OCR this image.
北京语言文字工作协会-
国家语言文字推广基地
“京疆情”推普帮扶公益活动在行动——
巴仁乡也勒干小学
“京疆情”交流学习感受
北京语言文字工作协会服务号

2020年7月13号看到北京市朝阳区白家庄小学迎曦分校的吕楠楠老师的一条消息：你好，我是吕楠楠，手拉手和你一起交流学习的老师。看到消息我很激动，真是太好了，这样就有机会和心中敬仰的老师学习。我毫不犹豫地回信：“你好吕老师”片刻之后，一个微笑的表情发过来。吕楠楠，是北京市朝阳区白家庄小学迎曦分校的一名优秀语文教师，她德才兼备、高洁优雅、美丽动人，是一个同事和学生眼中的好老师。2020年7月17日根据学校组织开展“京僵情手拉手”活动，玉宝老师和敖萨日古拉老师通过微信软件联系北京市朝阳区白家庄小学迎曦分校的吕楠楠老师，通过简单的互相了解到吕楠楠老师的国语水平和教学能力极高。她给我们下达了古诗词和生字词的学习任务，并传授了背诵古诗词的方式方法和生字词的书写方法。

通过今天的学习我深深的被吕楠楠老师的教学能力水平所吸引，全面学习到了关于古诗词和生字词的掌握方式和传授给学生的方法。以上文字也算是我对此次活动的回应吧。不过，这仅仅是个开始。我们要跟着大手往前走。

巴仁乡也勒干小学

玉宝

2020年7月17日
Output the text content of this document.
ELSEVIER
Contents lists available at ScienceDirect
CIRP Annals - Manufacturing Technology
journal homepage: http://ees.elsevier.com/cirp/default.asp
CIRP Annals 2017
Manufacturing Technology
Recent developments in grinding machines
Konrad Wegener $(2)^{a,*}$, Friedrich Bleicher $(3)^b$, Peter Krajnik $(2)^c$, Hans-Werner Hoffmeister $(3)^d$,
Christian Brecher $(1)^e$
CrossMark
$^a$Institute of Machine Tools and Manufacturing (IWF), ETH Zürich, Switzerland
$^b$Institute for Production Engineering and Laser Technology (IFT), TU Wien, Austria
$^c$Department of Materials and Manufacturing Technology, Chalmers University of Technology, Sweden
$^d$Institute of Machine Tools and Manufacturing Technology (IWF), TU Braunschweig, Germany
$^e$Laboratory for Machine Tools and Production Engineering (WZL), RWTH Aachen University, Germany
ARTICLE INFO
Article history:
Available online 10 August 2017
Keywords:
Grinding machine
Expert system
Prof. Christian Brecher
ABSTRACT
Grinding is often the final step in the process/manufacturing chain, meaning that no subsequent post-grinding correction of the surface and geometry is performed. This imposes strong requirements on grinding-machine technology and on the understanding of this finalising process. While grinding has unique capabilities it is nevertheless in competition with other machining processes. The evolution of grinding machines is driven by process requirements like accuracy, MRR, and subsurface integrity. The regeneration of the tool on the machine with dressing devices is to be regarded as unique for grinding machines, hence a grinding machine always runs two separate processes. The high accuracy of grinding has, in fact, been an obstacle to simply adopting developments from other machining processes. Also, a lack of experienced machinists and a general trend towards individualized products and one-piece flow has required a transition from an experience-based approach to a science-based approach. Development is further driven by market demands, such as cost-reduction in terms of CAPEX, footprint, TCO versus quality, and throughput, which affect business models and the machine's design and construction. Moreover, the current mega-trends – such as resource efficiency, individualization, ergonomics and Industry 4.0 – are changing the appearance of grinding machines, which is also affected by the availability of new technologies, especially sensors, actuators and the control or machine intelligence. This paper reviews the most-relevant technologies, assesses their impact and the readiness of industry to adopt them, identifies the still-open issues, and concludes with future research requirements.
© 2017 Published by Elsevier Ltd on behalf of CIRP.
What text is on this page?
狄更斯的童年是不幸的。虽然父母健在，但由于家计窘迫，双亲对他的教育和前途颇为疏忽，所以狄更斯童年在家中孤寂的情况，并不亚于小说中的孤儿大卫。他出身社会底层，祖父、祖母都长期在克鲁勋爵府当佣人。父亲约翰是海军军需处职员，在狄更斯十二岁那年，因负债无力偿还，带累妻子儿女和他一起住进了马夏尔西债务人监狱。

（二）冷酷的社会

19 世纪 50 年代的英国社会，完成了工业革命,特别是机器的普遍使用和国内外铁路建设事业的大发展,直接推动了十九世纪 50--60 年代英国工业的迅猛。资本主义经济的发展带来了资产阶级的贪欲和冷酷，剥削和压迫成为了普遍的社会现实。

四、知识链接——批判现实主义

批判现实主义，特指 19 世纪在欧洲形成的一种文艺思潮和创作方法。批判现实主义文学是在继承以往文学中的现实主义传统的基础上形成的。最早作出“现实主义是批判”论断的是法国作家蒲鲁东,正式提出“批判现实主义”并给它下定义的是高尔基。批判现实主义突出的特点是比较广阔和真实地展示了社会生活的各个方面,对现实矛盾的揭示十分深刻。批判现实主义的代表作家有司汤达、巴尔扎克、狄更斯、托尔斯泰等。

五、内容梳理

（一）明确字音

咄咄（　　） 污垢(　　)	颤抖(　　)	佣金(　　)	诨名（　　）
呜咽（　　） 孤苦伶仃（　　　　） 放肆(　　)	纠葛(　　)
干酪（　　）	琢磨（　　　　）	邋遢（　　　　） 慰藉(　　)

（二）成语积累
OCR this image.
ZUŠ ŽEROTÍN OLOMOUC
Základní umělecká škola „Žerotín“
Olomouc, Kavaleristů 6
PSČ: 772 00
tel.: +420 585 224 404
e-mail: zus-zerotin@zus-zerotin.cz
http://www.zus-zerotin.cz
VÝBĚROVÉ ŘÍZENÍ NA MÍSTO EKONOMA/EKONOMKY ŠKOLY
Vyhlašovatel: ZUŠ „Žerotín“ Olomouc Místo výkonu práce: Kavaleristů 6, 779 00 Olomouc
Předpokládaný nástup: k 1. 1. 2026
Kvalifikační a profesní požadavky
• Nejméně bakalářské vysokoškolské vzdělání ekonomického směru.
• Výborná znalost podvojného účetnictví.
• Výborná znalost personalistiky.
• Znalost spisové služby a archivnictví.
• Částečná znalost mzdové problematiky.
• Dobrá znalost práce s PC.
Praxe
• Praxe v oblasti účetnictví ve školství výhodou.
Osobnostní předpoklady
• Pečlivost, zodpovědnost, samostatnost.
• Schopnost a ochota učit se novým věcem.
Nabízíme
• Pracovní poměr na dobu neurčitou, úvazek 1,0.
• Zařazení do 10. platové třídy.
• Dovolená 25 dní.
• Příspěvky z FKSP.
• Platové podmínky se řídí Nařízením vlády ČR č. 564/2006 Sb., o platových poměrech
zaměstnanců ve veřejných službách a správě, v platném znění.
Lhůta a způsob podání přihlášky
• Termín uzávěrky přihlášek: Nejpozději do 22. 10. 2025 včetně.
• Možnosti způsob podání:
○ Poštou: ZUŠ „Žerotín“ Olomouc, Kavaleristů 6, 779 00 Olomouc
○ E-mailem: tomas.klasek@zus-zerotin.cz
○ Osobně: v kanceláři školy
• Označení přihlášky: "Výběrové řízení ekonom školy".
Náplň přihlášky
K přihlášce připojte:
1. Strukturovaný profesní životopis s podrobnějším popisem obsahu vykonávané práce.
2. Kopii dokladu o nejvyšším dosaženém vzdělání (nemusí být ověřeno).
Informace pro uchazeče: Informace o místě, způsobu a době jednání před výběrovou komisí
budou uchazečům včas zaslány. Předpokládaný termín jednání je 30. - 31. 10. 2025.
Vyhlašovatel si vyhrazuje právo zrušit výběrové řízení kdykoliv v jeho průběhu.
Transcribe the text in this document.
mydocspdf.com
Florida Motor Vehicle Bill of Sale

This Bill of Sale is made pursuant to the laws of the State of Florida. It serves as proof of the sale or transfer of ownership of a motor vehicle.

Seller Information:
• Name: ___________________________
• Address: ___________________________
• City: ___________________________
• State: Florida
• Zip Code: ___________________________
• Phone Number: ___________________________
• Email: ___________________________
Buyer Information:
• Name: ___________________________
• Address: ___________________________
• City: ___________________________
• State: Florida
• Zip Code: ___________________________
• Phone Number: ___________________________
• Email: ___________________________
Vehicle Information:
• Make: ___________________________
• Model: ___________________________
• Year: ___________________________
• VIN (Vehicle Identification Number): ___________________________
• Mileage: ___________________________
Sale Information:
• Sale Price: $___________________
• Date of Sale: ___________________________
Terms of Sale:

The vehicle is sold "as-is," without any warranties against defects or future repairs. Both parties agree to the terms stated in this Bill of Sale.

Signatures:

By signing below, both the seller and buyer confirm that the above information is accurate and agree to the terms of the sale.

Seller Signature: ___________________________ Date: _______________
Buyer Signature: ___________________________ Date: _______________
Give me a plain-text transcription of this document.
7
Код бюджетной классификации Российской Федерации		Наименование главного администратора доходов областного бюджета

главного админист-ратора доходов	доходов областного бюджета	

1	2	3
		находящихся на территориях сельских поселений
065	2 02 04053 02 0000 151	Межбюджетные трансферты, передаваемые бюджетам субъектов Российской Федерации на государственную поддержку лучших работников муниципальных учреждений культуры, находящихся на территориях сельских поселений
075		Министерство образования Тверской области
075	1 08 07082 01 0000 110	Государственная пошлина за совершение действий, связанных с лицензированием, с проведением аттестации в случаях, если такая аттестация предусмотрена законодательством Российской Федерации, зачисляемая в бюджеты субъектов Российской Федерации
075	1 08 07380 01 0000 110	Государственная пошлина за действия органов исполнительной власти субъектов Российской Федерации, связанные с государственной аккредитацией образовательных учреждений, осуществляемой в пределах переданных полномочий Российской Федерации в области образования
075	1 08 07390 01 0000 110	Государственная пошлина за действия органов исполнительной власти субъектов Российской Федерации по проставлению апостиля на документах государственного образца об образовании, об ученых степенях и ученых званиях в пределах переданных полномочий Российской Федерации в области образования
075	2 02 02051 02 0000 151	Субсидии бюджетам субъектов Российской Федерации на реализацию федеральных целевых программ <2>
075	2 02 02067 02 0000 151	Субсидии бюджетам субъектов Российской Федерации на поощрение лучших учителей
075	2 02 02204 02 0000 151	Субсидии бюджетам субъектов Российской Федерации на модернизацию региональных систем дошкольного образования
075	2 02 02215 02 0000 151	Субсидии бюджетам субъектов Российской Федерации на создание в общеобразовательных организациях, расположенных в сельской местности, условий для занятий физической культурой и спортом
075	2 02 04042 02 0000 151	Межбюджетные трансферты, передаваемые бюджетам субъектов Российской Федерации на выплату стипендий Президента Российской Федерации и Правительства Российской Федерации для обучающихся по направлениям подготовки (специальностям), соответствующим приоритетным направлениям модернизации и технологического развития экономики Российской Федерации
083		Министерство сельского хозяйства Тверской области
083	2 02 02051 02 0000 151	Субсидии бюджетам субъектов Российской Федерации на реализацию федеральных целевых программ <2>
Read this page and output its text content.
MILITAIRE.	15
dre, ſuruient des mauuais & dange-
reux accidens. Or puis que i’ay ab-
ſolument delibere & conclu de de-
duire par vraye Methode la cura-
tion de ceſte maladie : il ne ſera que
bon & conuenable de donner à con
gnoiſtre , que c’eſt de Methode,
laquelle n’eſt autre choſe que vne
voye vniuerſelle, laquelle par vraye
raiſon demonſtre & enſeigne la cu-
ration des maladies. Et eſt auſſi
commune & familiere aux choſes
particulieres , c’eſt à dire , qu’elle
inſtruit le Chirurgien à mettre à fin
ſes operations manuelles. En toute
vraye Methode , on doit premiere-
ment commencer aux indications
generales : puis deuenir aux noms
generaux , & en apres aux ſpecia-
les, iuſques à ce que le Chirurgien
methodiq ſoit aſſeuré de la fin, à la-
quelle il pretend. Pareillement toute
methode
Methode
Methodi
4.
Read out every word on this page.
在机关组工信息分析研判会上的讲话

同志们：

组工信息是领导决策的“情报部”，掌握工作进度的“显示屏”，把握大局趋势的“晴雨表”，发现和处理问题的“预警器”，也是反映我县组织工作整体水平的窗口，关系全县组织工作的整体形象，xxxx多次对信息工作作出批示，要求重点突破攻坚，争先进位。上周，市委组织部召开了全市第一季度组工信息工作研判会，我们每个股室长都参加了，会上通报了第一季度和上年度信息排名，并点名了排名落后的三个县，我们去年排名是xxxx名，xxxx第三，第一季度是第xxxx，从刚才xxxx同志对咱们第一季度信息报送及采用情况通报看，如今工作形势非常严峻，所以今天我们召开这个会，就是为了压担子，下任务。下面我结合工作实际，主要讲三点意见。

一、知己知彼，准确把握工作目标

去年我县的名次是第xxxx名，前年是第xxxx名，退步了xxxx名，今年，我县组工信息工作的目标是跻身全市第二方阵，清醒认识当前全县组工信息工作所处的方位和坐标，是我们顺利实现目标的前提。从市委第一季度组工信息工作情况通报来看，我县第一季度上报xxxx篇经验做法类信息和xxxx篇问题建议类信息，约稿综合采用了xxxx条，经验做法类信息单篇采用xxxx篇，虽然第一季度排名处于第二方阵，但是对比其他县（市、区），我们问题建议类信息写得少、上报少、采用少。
****************************************
TASK TO CARRY OUT
Across the material above, count every line holding "Institute" and write down only the number.

TASK OUTPUT
3